**Exercise directions**. Keep every line of the data below that has the string "verwendete" and present those lines.

[Dataset records of document pages]
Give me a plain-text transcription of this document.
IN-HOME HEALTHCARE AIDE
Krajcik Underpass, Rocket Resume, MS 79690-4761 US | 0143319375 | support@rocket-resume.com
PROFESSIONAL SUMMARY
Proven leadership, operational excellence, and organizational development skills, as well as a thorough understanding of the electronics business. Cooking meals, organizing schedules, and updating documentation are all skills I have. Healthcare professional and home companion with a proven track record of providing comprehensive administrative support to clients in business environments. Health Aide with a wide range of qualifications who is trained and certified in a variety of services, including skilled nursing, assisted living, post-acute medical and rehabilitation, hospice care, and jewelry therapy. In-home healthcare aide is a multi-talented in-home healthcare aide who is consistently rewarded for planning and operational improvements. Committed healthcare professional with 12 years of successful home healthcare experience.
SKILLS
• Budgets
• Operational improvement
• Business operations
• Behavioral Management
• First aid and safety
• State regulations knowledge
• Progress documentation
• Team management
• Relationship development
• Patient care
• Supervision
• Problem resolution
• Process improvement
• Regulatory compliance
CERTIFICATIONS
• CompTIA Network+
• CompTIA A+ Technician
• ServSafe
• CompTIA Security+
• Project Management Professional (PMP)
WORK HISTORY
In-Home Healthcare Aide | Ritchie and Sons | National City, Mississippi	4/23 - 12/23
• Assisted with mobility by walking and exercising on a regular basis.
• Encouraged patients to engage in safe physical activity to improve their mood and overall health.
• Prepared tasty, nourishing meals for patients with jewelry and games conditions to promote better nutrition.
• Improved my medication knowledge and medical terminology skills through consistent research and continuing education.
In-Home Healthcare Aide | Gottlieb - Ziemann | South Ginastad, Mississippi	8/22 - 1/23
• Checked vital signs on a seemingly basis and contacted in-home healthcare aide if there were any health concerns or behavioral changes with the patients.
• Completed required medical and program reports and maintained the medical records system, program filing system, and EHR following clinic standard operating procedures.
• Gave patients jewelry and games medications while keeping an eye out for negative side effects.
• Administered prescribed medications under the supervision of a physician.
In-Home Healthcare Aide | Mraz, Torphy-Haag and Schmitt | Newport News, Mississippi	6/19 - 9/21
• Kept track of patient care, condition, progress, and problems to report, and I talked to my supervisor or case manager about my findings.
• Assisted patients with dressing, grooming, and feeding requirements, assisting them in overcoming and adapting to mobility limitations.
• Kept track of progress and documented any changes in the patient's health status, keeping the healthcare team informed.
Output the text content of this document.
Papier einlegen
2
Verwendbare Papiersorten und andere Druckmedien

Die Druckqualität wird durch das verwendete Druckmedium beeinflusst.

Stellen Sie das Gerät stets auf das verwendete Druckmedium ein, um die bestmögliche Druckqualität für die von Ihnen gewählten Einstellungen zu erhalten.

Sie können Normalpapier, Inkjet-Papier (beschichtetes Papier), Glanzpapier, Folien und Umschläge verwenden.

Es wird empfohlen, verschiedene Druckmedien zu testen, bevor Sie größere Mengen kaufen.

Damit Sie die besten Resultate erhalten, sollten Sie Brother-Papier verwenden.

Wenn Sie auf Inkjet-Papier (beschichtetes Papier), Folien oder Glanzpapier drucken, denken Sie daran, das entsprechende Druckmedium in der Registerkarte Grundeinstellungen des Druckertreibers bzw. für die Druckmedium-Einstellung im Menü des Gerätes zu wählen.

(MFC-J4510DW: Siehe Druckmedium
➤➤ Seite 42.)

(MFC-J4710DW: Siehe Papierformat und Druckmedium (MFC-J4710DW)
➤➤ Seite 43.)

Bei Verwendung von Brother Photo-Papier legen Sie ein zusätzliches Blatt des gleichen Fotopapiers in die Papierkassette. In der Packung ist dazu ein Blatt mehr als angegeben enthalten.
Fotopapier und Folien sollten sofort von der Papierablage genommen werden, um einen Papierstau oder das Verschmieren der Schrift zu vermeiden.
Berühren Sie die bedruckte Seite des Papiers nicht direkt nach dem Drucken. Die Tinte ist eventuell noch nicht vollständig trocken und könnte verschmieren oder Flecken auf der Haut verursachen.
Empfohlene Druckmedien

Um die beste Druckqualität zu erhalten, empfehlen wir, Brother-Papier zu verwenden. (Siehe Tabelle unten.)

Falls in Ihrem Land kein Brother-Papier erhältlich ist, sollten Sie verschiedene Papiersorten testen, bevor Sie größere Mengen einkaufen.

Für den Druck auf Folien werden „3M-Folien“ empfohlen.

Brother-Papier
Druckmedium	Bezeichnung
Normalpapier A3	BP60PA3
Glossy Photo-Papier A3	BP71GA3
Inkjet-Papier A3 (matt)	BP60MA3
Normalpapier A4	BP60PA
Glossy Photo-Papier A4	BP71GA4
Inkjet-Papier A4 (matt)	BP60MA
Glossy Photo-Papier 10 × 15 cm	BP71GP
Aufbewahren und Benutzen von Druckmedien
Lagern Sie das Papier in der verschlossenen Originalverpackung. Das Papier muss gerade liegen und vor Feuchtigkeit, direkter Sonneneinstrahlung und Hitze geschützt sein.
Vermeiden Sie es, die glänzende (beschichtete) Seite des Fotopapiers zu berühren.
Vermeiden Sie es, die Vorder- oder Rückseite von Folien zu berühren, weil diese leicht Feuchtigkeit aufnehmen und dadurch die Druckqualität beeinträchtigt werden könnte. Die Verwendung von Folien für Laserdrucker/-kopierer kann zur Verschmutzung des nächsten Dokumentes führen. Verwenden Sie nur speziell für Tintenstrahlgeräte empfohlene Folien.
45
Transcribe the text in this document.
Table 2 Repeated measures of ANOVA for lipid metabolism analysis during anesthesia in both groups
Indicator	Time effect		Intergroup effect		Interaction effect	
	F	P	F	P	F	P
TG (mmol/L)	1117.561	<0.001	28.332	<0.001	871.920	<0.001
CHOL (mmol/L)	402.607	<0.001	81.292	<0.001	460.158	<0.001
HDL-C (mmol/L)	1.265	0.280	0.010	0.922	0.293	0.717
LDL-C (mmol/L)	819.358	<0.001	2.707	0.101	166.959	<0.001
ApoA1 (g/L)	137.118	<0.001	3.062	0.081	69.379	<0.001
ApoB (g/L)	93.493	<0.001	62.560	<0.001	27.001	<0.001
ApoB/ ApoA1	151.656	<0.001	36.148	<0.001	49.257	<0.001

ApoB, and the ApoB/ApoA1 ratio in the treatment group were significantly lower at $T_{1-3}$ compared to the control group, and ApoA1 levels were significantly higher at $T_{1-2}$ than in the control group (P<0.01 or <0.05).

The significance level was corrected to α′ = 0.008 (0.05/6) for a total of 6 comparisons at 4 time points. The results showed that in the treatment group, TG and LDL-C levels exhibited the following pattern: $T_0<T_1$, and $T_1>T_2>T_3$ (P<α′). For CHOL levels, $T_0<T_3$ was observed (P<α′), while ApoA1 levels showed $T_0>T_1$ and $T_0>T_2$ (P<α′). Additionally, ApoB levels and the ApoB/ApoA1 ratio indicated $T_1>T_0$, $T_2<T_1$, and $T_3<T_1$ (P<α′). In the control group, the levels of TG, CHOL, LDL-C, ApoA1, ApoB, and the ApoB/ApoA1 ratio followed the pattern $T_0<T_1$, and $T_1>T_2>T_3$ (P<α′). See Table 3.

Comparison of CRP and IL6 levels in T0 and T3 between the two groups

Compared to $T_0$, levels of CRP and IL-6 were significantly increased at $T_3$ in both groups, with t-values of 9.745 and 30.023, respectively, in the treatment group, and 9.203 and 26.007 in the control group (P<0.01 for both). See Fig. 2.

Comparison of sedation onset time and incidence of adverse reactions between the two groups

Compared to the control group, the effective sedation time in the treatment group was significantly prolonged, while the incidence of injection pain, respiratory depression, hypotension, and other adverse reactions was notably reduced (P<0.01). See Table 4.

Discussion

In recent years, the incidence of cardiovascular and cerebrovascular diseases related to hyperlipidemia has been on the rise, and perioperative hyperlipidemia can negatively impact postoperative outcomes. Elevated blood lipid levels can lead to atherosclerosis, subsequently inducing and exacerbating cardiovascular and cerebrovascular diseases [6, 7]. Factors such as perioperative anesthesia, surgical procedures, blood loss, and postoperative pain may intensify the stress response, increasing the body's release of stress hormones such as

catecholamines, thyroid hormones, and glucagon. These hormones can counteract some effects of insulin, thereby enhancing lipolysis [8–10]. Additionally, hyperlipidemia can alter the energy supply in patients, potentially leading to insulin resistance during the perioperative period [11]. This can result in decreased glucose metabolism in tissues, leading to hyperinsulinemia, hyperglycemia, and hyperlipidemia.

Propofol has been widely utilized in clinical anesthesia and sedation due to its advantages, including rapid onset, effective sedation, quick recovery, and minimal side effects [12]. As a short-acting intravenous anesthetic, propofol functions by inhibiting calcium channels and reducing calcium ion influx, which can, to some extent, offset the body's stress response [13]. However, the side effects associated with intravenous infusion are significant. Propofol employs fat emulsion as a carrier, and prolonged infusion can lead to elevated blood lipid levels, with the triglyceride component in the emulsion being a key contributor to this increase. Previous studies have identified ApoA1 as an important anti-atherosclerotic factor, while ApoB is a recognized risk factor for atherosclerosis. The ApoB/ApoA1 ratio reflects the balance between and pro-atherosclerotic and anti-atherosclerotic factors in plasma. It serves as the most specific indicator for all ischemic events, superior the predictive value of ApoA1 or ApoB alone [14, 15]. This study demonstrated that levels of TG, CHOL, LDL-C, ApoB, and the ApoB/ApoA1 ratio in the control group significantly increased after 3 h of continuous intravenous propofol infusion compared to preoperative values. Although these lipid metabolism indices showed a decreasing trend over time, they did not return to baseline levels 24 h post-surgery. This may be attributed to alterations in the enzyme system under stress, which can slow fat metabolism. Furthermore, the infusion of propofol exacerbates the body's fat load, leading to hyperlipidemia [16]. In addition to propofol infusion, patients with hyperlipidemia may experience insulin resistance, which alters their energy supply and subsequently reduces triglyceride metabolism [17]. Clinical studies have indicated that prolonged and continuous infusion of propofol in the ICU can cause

**Answer space**.
Die Druckqualität wird durch das verwendete Druckmedium beeinflusst.
Stellen Sie das Gerät stets auf das verwendete Druckmedium ein, um die bestmögliche Druckqualität für die von Ihnen gewählten Einstellungen zu erhalten.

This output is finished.